• _Short exercise_
Give every line of the data again, unchanged, but with no pictures.
══ Data supplied
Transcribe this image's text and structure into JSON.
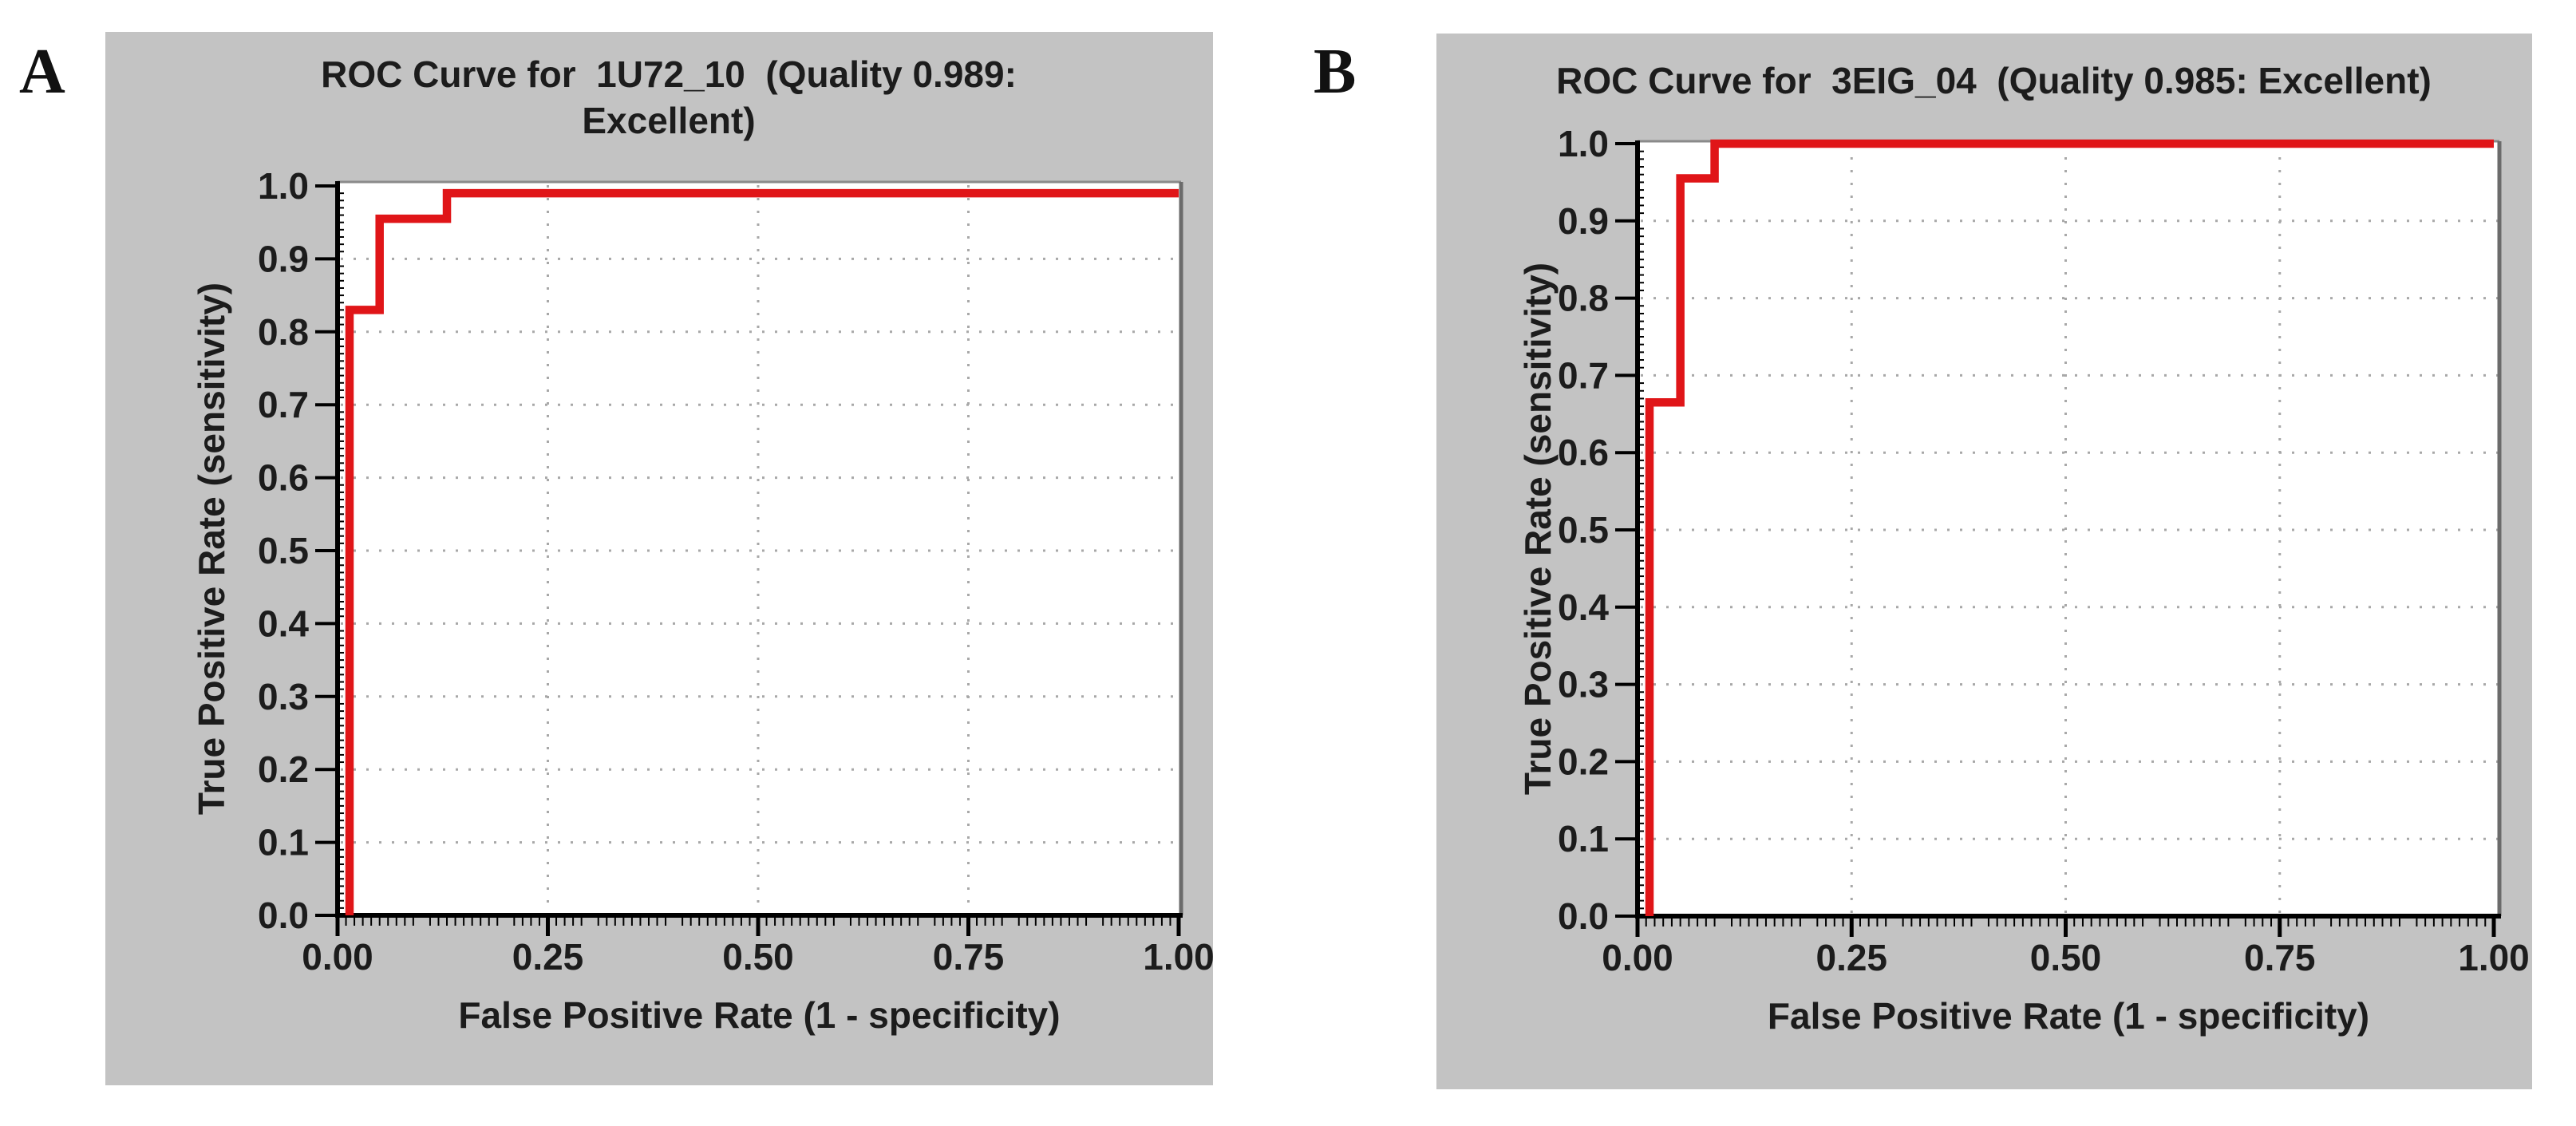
{
  "figure": {
    "description": "Two ROC curve plots side by side",
    "panel_labels": [
      "A",
      "B"
    ],
    "panel_background": "#c3c3c3",
    "plot_background": "#ffffff",
    "curve_color": "#e01518",
    "text_color": "#1c1c1c"
  },
  "chart_data": [
    {
      "id": "A",
      "type": "line",
      "step": true,
      "dataset": "1U72_10",
      "quality": "0.989",
      "quality_rating": "Excellent",
      "title": "ROC Curve for  1U72_10  (Quality 0.989: Excellent)",
      "title_lines": [
        "ROC Curve for  1U72_10  (Quality 0.989:",
        "Excellent)"
      ],
      "xlabel": "False Positive Rate (1 - specificity)",
      "ylabel": "True Positive Rate (sensitivity)",
      "xlim": [
        0.0,
        1.0
      ],
      "ylim": [
        0.0,
        1.0
      ],
      "x_tick_values": [
        0.0,
        0.25,
        0.5,
        0.75,
        1.0
      ],
      "x_tick_labels": [
        "0.00",
        "0.25",
        "0.50",
        "0.75",
        "1.00"
      ],
      "y_tick_values": [
        0.0,
        0.1,
        0.2,
        0.3,
        0.4,
        0.5,
        0.6,
        0.7,
        0.8,
        0.9,
        1.0
      ],
      "y_tick_labels": [
        "0.0",
        "0.1",
        "0.2",
        "0.3",
        "0.4",
        "0.5",
        "0.6",
        "0.7",
        "0.8",
        "0.9",
        "1.0"
      ],
      "grid": true,
      "legend": "none",
      "series": [
        {
          "name": "ROC curve",
          "color": "#e01518",
          "points": [
            [
              0.0,
              0.0
            ],
            [
              0.0,
              0.83
            ],
            [
              0.05,
              0.83
            ],
            [
              0.05,
              0.955
            ],
            [
              0.13,
              0.955
            ],
            [
              0.13,
              0.99
            ],
            [
              1.0,
              0.99
            ]
          ]
        }
      ]
    },
    {
      "id": "B",
      "type": "line",
      "step": true,
      "dataset": "3EIG_04",
      "quality": "0.985",
      "quality_rating": "Excellent",
      "title": "ROC Curve for  3EIG_04  (Quality 0.985: Excellent)",
      "title_lines": [
        "ROC Curve for  3EIG_04  (Quality 0.985: Excellent)"
      ],
      "xlabel": "False Positive Rate (1 - specificity)",
      "ylabel": "True Positive Rate (sensitivity)",
      "xlim": [
        0.0,
        1.0
      ],
      "ylim": [
        0.0,
        1.0
      ],
      "x_tick_values": [
        0.0,
        0.25,
        0.5,
        0.75,
        1.0
      ],
      "x_tick_labels": [
        "0.00",
        "0.25",
        "0.50",
        "0.75",
        "1.00"
      ],
      "y_tick_values": [
        0.0,
        0.1,
        0.2,
        0.3,
        0.4,
        0.5,
        0.6,
        0.7,
        0.8,
        0.9,
        1.0
      ],
      "y_tick_labels": [
        "0.0",
        "0.1",
        "0.2",
        "0.3",
        "0.4",
        "0.5",
        "0.6",
        "0.7",
        "0.8",
        "0.9",
        "1.0"
      ],
      "grid": true,
      "legend": "none",
      "series": [
        {
          "name": "ROC curve",
          "color": "#e01518",
          "points": [
            [
              0.0,
              0.0
            ],
            [
              0.0,
              0.665
            ],
            [
              0.05,
              0.665
            ],
            [
              0.05,
              0.955
            ],
            [
              0.09,
              0.955
            ],
            [
              0.09,
              1.0
            ],
            [
              1.0,
              1.0
            ]
          ]
        }
      ]
    }
  ]
}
════
• _Written response_
Transcribe this image's text and structure into JSON.
{
  "figure": {
    "description": "Two ROC curve plots side by side",
    "panel_labels": [
      "A",
      "B"
    ],
    "panel_background": "#c3c3c3",
    "plot_background": "#ffffff",
    "curve_color": "#e01518",
    "text_color": "#1c1c1c"
  },
  "chart_data": [
    {
      "id": "A",
      "type": "line",
      "step": true,
      "dataset": "1U72_10",
      "quality": "0.989",
      "quality_rating": "Excellent",
      "title": "ROC Curve for  1U72_10  (Quality 0.989: Excellent)",
      "title_lines": [
        "ROC Curve for  1U72_10  (Quality 0.989:",
        "Excellent)"
      ],
      "xlabel": "False Positive Rate (1 - specificity)",
      "ylabel": "True Positive Rate (sensitivity)",
      "xlim": [
        0.0,
        1.0
      ],
      "ylim": [
        0.0,
        1.0
      ],
      "x_tick_values": [
        0.0,
        0.25,
        0.5,
        0.75,
        1.0
      ],
      "x_tick_labels": [
        "0.00",
        "0.25",
        "0.50",
        "0.75",
        "1.00"
      ],
      "y_tick_values": [
        0.0,
        0.1,
        0.2,
        0.3,
        0.4,
        0.5,
        0.6,
        0.7,
        0.8,
        0.9,
        1.0
      ],
      "y_tick_labels": [
        "0.0",
        "0.1",
        "0.2",
        "0.3",
        "0.4",
        "0.5",
        "0.6",
        "0.7",
        "0.8",
        "0.9",
        "1.0"
      ],
      "grid": true,
      "legend": "none",
      "series": [
        {
          "name": "ROC curve",
          "color": "#e01518",
          "points": [
            [
              0.0,
              0.0
            ],
            [
              0.0,
              0.83
            ],
            [
              0.05,
              0.83
            ],
            [
              0.05,
              0.955
            ],
            [
              0.13,
              0.955
            ],
            [
              0.13,
              0.99
            ],
            [
              1.0,
              0.99
            ]
          ]
        }
      ]
    },
    {
      "id": "B",
      "type": "line",
      "step": true,
      "dataset": "3EIG_04",
      "quality": "0.985",
      "quality_rating": "Excellent",
      "title": "ROC Curve for  3EIG_04  (Quality 0.985: Excellent)",
      "title_lines": [
        "ROC Curve for  3EIG_04  (Quality 0.985: Excellent)"
      ],
      "xlabel": "False Positive Rate (1 - specificity)",
      "ylabel": "True Positive Rate (sensitivity)",
      "xlim": [
        0.0,
        1.0
      ],
      "ylim": [
        0.0,
        1.0
      ],
      "x_tick_values": [
        0.0,
        0.25,
        0.5,
        0.75,
        1.0
      ],
      "x_tick_labels": [
        "0.00",
        "0.25",
        "0.50",
        "0.75",
        "1.00"
      ],
      "y_tick_values": [
        0.0,
        0.1,
        0.2,
        0.3,
        0.4,
        0.5,
        0.6,
        0.7,
        0.8,
        0.9,
        1.0
      ],
      "y_tick_labels": [
        "0.0",
        "0.1",
        "0.2",
        "0.3",
        "0.4",
        "0.5",
        "0.6",
        "0.7",
        "0.8",
        "0.9",
        "1.0"
      ],
      "grid": true,
      "legend": "none",
      "series": [
        {
          "name": "ROC curve",
          "color": "#e01518",
          "points": [
            [
              0.0,
              0.0
            ],
            [
              0.0,
              0.665
            ],
            [
              0.05,
              0.665
            ],
            [
              0.05,
              0.955
            ],
            [
              0.09,
              0.955
            ],
            [
              0.09,
              1.0
            ],
            [
              1.0,
              1.0
            ]
          ]
        }
      ]
    }
  ]
}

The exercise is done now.